▶ Leestekst:
▬▬▬▬▬▬▬▬▬▬

Ook moet een biologische vleesveehouder het aantal keizersneden op zijn bedrijf beperken. Na 3 jaar omschakeling mag maximaal 70% van de dieren nog een keizersnede ondergaan, na 5 jaar nog maximaal 20%. In de praktijk betekent dit dat de meeste bedrijven opteren voor andere rassen dan het Belgisch Witblauwe ras. De raskeuze gebeurt best in overleg met de afnemer van het vlees.
Omschakelperiode
De periode tussen het starten met biologische productie (de datum waarop een bedrijf aangemeld is bij een controle-organisatie) en het moment waarop een bedrijf als 100% biologisch wordt beschouwd, is de omschakelperiode.
De omschakelperiode voor eenjarige gewassen en grasland is twee jaar. Melkvee kan na 6 maanden omgeschakeld zijn, vleesvee na 12 maanden. Vleesvee kan echter pas als bio verkocht worden (voor de slacht) wanneer de dieren driekwart van hun leven in biologische omstandigheden werden gehouden. Een bedrijf kan in stappen omschakelen. Voor melkvee geldt de volgende regeling: vanaf 1 jaar nadat de omschakeling van de gronden is gestart, kan het melkvee aangemeld worden. Dat vee is op 6 maanden omgeschakeld. U levert dus 18 maanden na de start van de omschakeling van uw percelen de eerste biologische melk. Voor vleesvee geldt dat het volledige bedrijf in één keer omgeschakeld wordt (gedurende twee jaar).
Ondersteuning
Er wordt via verschillende kanalen ondersteuning geboden aan landbouwbedrijven die willen omschakelen naar de biologische productiemethode. Financiële ondersteuning is mogelijk als u de biologische productiemethode toepast (al gedurende de omschakelperiode) in de vorm van hectaresteun, als u advies over biologische landbouw inwint en om een biobedrijfsplan op te maken. Voor investeringen specifiek voor de biologische landbouw kunt u VLIF-steun krijgen en ook voor de controlekosten op de toepassing van de biologische productiemethode door een erkend controleorgaan. Daarnaast bieden de volgende initiatieven begeleiding aan land- en tuinbouwers: ‘Bio zoekt boer’ bij de omschakeling naar de biologische landbouw, ‘Bio zoekt keten’ bij het zoeken naar een afzetmarkt. Ten slotte kunt u via de biobedrijvengids contacten leggen met andere biobedrijven om samen te werken op het vlak van mestafzet, begrazing, …, en via de biobedrijfsnetwerken om kennis te delen.

▬▬▬▬▬▬▬▬▬▬

▶ Verzameling items:
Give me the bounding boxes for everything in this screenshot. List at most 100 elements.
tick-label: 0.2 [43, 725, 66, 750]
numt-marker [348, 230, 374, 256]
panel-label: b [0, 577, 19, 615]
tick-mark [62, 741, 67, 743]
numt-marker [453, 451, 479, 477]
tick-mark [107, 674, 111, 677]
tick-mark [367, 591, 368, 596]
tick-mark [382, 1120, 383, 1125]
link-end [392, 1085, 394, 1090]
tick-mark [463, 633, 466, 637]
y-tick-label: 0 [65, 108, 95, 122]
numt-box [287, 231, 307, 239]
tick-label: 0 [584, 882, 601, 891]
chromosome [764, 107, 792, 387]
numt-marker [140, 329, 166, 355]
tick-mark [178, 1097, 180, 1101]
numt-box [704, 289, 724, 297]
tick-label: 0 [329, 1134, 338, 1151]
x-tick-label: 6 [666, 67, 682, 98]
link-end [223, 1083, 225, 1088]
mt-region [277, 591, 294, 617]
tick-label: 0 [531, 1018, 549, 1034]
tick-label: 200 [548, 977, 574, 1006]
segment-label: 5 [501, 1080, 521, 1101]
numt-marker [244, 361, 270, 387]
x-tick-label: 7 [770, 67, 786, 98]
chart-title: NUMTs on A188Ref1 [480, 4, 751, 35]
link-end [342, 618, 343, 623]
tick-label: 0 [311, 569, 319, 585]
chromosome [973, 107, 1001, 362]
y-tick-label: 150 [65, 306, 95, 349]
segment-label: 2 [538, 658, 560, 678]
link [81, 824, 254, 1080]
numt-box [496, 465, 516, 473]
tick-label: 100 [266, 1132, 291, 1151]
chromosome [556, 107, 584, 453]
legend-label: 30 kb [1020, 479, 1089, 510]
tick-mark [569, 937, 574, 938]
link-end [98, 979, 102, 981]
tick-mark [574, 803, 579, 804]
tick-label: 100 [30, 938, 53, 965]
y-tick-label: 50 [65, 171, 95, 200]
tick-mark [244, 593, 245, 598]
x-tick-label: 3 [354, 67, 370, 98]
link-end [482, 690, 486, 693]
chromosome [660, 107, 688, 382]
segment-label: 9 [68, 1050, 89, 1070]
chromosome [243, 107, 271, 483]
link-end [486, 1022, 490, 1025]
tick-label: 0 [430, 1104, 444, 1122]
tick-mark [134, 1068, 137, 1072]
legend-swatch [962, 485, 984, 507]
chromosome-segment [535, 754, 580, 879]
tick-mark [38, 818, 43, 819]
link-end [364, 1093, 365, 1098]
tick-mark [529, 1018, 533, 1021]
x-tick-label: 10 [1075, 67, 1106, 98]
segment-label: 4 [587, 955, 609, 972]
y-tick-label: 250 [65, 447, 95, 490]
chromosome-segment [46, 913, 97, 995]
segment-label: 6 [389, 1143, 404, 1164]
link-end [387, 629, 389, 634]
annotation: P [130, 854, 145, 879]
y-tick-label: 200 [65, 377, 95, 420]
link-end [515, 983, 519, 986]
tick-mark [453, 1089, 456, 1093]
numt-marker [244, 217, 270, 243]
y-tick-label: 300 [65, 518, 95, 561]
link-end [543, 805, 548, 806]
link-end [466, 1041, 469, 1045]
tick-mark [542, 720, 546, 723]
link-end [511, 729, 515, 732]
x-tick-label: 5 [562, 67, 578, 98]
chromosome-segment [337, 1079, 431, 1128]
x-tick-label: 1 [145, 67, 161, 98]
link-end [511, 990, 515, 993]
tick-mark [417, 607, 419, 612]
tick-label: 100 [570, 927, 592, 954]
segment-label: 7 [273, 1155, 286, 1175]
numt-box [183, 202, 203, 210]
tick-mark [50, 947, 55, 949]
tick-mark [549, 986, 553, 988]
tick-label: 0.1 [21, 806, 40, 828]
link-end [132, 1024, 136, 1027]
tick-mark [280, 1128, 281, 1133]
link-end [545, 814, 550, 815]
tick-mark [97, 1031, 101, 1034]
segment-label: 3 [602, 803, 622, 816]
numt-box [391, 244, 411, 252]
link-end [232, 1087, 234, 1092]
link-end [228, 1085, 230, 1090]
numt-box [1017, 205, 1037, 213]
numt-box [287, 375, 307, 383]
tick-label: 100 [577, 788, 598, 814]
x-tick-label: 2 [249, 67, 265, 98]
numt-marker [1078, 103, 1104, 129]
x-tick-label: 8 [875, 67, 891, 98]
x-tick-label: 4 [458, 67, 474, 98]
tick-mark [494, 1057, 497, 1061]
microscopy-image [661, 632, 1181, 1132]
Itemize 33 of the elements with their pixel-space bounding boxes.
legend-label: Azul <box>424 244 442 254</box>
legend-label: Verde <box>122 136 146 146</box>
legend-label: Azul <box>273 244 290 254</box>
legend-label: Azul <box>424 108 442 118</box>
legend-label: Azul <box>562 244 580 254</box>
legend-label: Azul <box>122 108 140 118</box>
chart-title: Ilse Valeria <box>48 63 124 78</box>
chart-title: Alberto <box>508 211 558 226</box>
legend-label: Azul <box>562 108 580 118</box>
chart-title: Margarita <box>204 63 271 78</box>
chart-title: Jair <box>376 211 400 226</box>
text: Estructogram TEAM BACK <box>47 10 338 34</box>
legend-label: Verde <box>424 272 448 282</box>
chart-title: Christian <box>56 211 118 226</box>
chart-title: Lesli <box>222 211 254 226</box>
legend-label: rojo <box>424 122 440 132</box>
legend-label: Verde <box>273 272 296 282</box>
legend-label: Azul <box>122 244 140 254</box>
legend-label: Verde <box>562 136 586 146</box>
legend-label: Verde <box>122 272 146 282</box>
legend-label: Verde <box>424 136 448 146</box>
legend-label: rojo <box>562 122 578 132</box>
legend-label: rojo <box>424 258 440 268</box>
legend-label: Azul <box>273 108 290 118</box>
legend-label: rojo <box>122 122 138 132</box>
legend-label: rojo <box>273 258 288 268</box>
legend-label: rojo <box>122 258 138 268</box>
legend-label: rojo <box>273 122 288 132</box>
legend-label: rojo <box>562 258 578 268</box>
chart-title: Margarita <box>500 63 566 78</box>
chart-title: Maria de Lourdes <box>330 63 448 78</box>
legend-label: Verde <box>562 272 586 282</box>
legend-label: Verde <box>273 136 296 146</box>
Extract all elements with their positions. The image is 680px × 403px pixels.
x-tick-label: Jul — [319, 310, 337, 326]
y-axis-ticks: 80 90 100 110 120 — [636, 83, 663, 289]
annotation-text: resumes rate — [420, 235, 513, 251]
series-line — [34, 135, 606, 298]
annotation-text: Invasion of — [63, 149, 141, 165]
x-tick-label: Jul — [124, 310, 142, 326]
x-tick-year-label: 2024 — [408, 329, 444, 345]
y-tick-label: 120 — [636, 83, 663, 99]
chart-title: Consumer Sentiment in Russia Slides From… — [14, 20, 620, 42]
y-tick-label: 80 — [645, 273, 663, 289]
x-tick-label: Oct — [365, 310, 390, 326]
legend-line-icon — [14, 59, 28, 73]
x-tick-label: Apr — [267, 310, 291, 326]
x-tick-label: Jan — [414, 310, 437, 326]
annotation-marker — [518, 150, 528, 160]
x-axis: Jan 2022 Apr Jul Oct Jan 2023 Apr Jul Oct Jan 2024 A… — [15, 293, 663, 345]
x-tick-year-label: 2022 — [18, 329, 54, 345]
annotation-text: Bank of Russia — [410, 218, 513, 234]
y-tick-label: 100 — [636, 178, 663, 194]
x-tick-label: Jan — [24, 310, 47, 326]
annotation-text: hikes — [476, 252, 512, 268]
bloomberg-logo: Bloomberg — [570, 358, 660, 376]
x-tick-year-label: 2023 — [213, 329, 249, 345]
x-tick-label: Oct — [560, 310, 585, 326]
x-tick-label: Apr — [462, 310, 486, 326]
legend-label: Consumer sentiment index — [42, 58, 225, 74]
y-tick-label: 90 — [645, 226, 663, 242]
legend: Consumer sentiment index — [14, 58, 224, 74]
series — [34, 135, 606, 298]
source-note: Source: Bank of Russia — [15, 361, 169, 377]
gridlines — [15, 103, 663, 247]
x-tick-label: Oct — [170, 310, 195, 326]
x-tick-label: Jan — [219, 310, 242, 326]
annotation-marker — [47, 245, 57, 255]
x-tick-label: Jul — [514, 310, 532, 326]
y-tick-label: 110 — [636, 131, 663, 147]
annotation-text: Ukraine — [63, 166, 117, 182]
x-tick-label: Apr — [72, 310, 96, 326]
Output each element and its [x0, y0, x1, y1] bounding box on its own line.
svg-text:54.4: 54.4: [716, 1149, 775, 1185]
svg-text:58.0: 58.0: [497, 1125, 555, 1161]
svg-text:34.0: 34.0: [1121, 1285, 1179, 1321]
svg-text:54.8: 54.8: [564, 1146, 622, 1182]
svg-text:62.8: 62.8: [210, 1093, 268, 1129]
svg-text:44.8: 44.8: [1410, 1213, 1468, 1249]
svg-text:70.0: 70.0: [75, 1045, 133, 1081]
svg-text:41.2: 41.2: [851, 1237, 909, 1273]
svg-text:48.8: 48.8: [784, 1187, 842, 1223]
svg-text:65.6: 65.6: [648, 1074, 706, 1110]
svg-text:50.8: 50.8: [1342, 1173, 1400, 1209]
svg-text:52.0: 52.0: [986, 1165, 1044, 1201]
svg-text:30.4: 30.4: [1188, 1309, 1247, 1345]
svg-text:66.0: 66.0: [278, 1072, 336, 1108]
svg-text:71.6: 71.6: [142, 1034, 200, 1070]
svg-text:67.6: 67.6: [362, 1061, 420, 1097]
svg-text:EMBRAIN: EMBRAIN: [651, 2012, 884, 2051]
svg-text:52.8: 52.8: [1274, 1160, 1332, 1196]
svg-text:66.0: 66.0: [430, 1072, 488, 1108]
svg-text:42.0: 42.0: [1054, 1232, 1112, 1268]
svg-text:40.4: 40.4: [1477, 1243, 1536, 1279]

▬▬▬▬▬▬▬▬▬▬

▶ Te maken opdrachten:
**a.** Hoeveel maanden na de start van de omschakeling van de percelen levert een melkveebedrijf volgens de leestekst de eerste biologische melk?
**b.** Schrijf een vervolg op de leestekst over de omschakeling naar biologische veehouderij, te beginnen na de laatste zin.

▶ Antwoorden bij opdrachten:
**a.** 18 maanden na de start van de omschakeling van de percelen.

**b.**
Rendabiliteit
Sinds het jaar 2000 werd de wereldwijde omzet van biomelk 6 keer groter. In België verdubbelde de omzet in 10 jaar. Toch blijft de biomarkt in België beperkt: 3,5% van alle melk is biologisch (ter vergelijking, in Denemarken is dit 30%). Het marktaandeel van biologisch rundvlees is 2%.
De prijs van biologische melk wordt sinds eind 2013 voor lange termijn vastgelegd. De volatiliteit is hiermee voor een groot stuk weggewerkt. Toch is dit geen garantie dat deze prijs steeds wordt uitbetaald. Een sterke stijging in het Europees aanbod en een trapsgewijze groei aan de afnamezijde zorgen dit jaar voor een licht gedaalde marktprijs. De vooruitzichten zijn dat er vanaf 2020 opnieuw een tekort zal zijn aan biologische melk.
Voor vleesvee is er een meerprijs van 15% via de normale lange afzetketen, afhankelijk van het type vlees. Een hogere meerprijs is haalbaar via de korte keten verkoop, maar dit vraagt meer investeringen en is ook arbeidsintensief. Om met vleesvee in het biologisch circuit rendabel te zijn moet u vooral aan de kostenstructuur werken. Goedkope gronden en stallen, goede omzetting van ruwvoeder, robuuste dieren, eiwitrijke teelten zelf verbouwen zijn zaken waarmee u best rekening houdt.
Conclusie
Omschakelen van gangbaar naar bio kan zeker een interessante piste zijn voor een aantal bedrijven die op een kantelpunt in hun bedrijfsvoering staan. Hierbij is het belangrijk dat u goed geïnformeerd aan dit proces begint. Professioneel advies kan helpen om een objectief beeld van de mogelijkheden van uw bedrijf te hebben. Maar het allerbelangrijkste: er zelf van overtuigd zijn dat omschakeling de juiste keuze voor uw bedrijf is.